▶ Exercise prompt: Of all the lines here, how many include the string "JSON"? Answer with the number only.

Begin Data shown

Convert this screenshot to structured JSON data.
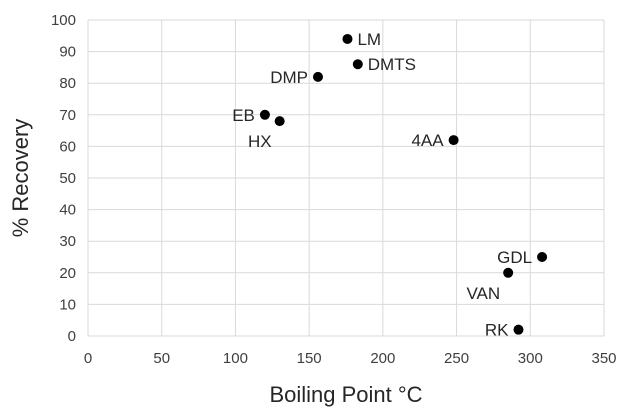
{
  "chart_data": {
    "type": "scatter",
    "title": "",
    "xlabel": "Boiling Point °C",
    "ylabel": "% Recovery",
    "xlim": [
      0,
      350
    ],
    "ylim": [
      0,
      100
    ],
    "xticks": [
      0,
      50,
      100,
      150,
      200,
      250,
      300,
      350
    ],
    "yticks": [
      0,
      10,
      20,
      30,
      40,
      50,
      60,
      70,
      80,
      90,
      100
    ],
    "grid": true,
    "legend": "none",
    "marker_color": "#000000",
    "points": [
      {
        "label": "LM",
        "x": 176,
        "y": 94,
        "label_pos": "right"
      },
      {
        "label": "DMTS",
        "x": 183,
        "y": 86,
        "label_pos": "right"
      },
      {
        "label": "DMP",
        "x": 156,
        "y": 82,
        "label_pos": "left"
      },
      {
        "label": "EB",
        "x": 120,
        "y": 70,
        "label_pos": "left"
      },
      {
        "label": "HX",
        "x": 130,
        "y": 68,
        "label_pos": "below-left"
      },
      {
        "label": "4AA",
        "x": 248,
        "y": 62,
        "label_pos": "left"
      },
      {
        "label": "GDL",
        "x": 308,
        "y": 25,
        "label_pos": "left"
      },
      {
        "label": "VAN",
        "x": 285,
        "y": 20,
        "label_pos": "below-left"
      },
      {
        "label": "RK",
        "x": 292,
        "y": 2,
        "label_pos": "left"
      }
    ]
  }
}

End Data shown
Begin Data shown

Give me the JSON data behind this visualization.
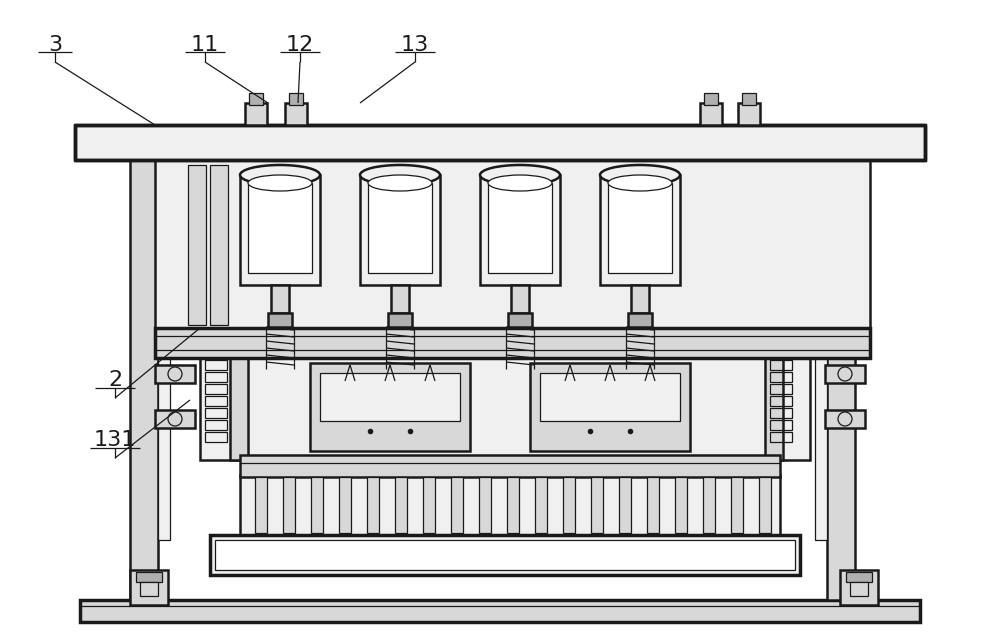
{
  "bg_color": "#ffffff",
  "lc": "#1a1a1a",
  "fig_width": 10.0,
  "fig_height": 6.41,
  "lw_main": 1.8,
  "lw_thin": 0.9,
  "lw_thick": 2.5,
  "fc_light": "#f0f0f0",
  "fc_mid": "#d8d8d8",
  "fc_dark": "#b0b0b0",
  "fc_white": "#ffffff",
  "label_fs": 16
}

End Data shown

▶ Answer to the task: 2